>> START

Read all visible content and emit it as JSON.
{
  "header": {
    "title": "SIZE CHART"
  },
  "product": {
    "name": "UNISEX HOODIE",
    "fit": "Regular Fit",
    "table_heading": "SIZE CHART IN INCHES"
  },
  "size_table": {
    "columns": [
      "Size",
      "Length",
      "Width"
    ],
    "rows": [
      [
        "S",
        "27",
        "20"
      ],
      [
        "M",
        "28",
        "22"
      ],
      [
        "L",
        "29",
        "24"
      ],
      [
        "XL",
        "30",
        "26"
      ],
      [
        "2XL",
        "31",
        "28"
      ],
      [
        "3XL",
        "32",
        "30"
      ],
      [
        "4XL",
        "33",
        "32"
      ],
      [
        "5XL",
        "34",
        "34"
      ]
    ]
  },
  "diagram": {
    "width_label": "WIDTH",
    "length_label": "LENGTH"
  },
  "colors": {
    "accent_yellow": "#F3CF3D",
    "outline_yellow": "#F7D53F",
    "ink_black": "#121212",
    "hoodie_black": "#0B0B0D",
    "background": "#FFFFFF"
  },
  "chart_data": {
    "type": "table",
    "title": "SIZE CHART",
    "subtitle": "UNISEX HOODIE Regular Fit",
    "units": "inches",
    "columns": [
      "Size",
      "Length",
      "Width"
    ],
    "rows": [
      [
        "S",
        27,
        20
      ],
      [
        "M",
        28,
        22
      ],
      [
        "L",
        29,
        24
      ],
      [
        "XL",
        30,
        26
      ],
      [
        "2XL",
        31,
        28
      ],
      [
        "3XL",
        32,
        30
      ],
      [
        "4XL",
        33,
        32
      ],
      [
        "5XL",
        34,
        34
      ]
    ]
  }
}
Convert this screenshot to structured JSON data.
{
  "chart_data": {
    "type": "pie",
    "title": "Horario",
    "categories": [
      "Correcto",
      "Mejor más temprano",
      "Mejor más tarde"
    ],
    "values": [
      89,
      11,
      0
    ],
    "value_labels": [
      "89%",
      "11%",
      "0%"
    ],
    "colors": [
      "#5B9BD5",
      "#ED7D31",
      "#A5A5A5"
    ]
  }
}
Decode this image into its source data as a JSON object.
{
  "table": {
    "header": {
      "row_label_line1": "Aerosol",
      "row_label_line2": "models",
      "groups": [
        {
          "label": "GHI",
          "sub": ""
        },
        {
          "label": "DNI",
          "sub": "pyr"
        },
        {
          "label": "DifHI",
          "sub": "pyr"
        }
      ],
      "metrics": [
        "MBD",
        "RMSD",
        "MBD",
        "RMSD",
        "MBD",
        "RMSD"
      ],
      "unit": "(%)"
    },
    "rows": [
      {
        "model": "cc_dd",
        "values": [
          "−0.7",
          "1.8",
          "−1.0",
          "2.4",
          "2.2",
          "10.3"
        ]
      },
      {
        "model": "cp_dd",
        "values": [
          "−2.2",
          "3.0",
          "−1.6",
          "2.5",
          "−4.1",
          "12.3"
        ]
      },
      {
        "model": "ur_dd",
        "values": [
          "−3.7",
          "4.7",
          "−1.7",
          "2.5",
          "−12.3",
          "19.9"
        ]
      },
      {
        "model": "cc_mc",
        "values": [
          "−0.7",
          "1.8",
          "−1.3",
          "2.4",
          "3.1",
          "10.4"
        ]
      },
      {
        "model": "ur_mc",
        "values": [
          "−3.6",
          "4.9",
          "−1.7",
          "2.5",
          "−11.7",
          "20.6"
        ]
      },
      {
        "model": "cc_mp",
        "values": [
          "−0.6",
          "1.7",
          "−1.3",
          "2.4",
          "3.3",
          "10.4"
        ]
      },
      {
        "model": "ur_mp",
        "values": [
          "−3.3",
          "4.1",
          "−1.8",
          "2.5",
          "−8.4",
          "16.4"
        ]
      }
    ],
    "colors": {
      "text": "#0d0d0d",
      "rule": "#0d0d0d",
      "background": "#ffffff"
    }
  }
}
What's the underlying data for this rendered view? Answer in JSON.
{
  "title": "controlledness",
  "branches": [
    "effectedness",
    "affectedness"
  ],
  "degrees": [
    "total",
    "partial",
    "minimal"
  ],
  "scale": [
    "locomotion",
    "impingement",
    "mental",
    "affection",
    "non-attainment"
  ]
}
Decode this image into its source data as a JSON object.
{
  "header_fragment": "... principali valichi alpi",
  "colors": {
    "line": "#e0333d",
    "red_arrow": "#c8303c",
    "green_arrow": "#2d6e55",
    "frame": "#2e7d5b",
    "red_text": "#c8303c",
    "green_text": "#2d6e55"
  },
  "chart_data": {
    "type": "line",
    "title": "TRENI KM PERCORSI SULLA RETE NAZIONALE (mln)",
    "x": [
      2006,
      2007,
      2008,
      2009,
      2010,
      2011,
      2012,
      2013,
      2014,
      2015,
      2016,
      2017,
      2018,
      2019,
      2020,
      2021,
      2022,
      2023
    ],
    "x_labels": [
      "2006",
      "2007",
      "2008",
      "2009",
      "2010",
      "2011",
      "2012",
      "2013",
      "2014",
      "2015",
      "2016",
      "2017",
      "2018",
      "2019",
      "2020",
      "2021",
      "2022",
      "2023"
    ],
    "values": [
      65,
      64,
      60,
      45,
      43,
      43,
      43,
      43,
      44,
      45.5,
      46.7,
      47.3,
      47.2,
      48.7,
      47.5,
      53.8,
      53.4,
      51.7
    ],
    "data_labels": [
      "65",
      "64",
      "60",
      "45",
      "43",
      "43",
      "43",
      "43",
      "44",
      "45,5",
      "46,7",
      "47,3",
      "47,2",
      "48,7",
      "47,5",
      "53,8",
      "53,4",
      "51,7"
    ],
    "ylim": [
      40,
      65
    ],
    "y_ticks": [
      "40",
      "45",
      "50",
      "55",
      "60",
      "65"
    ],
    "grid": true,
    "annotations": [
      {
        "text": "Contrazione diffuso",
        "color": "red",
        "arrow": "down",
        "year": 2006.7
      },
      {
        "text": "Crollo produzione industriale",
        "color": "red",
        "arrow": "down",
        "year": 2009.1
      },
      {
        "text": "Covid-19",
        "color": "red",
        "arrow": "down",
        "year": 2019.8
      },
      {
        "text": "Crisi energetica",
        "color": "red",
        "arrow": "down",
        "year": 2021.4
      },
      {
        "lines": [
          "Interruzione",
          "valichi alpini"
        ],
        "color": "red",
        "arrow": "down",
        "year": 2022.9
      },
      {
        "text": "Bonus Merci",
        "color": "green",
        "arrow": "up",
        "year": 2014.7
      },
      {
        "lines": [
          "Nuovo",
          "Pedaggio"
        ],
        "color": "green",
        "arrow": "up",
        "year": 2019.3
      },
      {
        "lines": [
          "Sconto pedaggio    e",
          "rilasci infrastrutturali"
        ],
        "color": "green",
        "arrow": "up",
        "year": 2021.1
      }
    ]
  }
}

>> END

From the entries above, copy every line that holds the word "Regular".

**Task solution:**
    "fit": "Regular Fit",
    "subtitle": "UNISEX HOODIE Regular Fit",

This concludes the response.